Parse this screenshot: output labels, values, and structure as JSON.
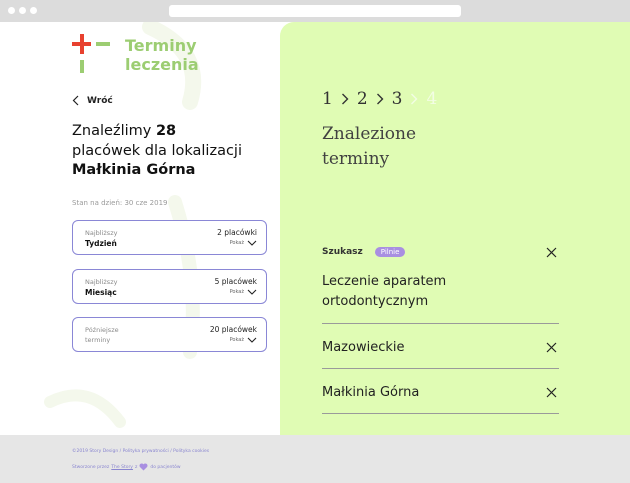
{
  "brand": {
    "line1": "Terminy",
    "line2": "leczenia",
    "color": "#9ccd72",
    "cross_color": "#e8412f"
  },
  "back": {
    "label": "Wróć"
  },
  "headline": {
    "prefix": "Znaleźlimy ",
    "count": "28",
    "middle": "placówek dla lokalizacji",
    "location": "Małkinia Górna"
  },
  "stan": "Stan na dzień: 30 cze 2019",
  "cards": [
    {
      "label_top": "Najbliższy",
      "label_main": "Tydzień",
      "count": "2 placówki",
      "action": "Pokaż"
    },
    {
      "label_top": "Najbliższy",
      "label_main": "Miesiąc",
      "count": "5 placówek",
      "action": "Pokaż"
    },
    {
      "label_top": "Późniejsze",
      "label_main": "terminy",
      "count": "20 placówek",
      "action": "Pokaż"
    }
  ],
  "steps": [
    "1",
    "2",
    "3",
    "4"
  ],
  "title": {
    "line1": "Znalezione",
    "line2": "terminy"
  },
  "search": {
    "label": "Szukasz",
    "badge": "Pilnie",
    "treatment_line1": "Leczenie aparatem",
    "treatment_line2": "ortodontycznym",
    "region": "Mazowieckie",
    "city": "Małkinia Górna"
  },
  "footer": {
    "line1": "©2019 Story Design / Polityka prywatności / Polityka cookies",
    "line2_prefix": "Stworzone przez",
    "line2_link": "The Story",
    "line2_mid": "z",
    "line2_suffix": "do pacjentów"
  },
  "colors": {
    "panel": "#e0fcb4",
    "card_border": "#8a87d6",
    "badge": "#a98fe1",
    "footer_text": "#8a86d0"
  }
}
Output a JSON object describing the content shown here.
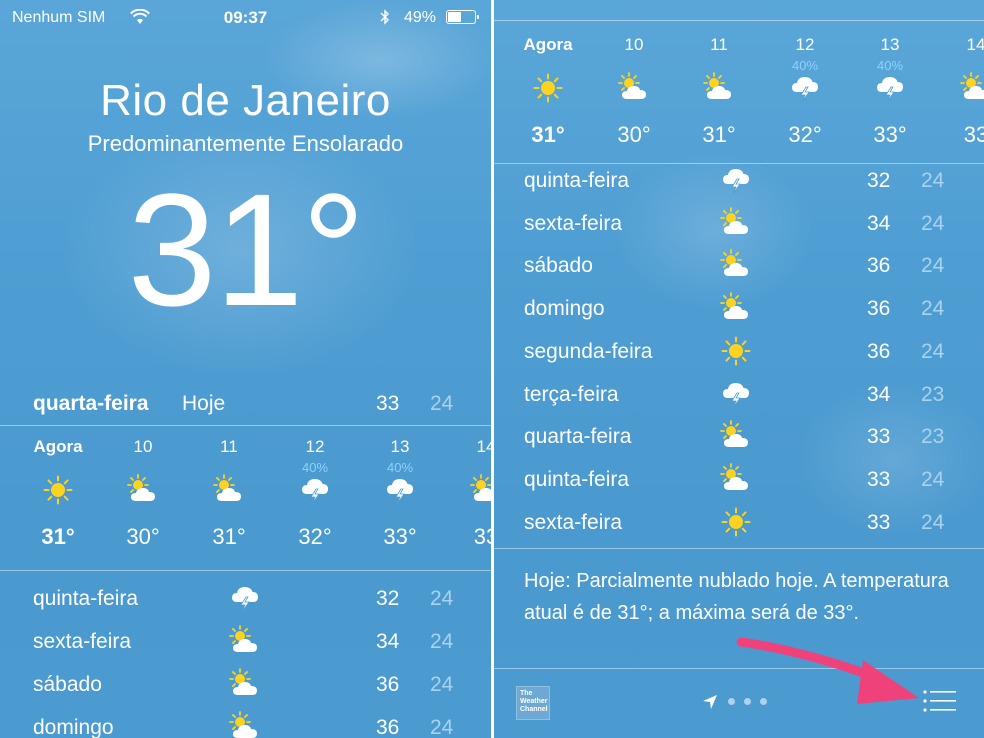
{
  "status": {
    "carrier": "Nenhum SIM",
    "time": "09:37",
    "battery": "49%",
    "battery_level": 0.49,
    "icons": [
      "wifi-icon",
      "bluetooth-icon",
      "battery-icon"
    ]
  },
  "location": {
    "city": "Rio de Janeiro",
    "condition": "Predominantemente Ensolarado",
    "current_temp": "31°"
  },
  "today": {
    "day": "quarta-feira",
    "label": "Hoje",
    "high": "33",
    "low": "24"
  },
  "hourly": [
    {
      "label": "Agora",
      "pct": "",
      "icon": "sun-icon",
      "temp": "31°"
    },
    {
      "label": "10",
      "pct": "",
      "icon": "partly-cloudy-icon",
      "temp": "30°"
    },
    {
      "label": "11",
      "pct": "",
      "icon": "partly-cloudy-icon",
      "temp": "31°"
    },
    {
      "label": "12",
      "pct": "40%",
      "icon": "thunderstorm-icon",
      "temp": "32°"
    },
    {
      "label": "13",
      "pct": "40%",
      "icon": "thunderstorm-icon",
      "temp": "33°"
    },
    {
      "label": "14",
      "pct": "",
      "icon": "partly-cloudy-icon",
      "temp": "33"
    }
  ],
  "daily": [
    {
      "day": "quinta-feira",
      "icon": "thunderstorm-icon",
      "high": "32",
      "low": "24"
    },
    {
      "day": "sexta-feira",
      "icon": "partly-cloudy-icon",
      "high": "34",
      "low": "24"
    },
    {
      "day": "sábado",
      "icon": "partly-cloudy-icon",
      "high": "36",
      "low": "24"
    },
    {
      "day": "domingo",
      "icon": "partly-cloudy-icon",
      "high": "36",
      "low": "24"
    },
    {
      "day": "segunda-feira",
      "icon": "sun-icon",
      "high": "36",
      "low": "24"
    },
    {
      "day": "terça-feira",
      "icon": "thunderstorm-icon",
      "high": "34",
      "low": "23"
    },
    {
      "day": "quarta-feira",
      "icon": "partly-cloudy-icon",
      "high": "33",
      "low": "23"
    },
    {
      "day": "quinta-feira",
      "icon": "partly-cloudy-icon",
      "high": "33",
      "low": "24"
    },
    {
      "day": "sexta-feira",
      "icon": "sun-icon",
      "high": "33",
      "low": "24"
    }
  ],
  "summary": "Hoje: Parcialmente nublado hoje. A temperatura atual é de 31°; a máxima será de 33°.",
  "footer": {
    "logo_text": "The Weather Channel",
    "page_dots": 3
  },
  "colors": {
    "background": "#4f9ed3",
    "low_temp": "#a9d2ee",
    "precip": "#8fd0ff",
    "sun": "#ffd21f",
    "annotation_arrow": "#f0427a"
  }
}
....
• PROBLEM STATEMENT: Pictures stay out; repeat all the rest of the records exactly.

• OUTPUT FOR THIS TASK:
Parse this screenshot: output labels, values, and structure as JSON.
{
  "brand": {
    "line1": "Terminy",
    "line2": "leczenia",
    "color": "#9ccd72",
    "cross_color": "#e8412f"
  },
  "back": {
    "label": "Wróć"
  },
  "headline": {
    "prefix": "Znaleźlimy ",
    "count": "28",
    "middle": "placówek dla lokalizacji",
    "location": "Małkinia Górna"
  },
  "stan": "Stan na dzień: 30 cze 2019",
  "cards": [
    {
      "label_top": "Najbliższy",
      "label_main": "Tydzień",
      "count": "2 placówki",
      "action": "Pokaż"
    },
    {
      "label_top": "Najbliższy",
      "label_main": "Miesiąc",
      "count": "5 placówek",
      "action": "Pokaż"
    },
    {
      "label_top": "Późniejsze",
      "label_main": "terminy",
      "count": "20 placówek",
      "action": "Pokaż"
    }
  ],
  "steps": [
    "1",
    "2",
    "3",
    "4"
  ],
  "title": {
    "line1": "Znalezione",
    "line2": "terminy"
  },
  "search": {
    "label": "Szukasz",
    "badge": "Pilnie",
    "treatment_line1": "Leczenie aparatem",
    "treatment_line2": "ortodontycznym",
    "region": "Mazowieckie",
    "city": "Małkinia Górna"
  },
  "footer": {
    "line1": "©2019 Story Design / Polityka prywatności / Polityka cookies",
    "line2_prefix": "Stworzone przez",
    "line2_link": "The Story",
    "line2_mid": "z",
    "line2_suffix": "do pacjentów"
  },
  "colors": {
    "panel": "#e0fcb4",
    "card_border": "#8a87d6",
    "badge": "#a98fe1",
    "footer_text": "#8a86d0"
  }
}
Output a JSON object describing the content shown here.
{
  "status": {
    "carrier": "Nenhum SIM",
    "time": "09:37",
    "battery": "49%",
    "battery_level": 0.49,
    "icons": [
      "wifi-icon",
      "bluetooth-icon",
      "battery-icon"
    ]
  },
  "location": {
    "city": "Rio de Janeiro",
    "condition": "Predominantemente Ensolarado",
    "current_temp": "31°"
  },
  "today": {
    "day": "quarta-feira",
    "label": "Hoje",
    "high": "33",
    "low": "24"
  },
  "hourly": [
    {
      "label": "Agora",
      "pct": "",
      "icon": "sun-icon",
      "temp": "31°"
    },
    {
      "label": "10",
      "pct": "",
      "icon": "partly-cloudy-icon",
      "temp": "30°"
    },
    {
      "label": "11",
      "pct": "",
      "icon": "partly-cloudy-icon",
      "temp": "31°"
    },
    {
      "label": "12",
      "pct": "40%",
      "icon": "thunderstorm-icon",
      "temp": "32°"
    },
    {
      "label": "13",
      "pct": "40%",
      "icon": "thunderstorm-icon",
      "temp": "33°"
    },
    {
      "label": "14",
      "pct": "",
      "icon": "partly-cloudy-icon",
      "temp": "33"
    }
  ],
  "daily": [
    {
      "day": "quinta-feira",
      "icon": "thunderstorm-icon",
      "high": "32",
      "low": "24"
    },
    {
      "day": "sexta-feira",
      "icon": "partly-cloudy-icon",
      "high": "34",
      "low": "24"
    },
    {
      "day": "sábado",
      "icon": "partly-cloudy-icon",
      "high": "36",
      "low": "24"
    },
    {
      "day": "domingo",
      "icon": "partly-cloudy-icon",
      "high": "36",
      "low": "24"
    },
    {
      "day": "segunda-feira",
      "icon": "sun-icon",
      "high": "36",
      "low": "24"
    },
    {
      "day": "terça-feira",
      "icon": "thunderstorm-icon",
      "high": "34",
      "low": "23"
    },
    {
      "day": "quarta-feira",
      "icon": "partly-cloudy-icon",
      "high": "33",
      "low": "23"
    },
    {
      "day": "quinta-feira",
      "icon": "partly-cloudy-icon",
      "high": "33",
      "low": "24"
    },
    {
      "day": "sexta-feira",
      "icon": "sun-icon",
      "high": "33",
      "low": "24"
    }
  ],
  "summary": "Hoje: Parcialmente nublado hoje. A temperatura atual é de 31°; a máxima será de 33°.",
  "footer": {
    "logo_text": "The Weather Channel",
    "page_dots": 3
  },
  "colors": {
    "background": "#4f9ed3",
    "low_temp": "#a9d2ee",
    "precip": "#8fd0ff",
    "sun": "#ffd21f",
    "annotation_arrow": "#f0427a"
  }
}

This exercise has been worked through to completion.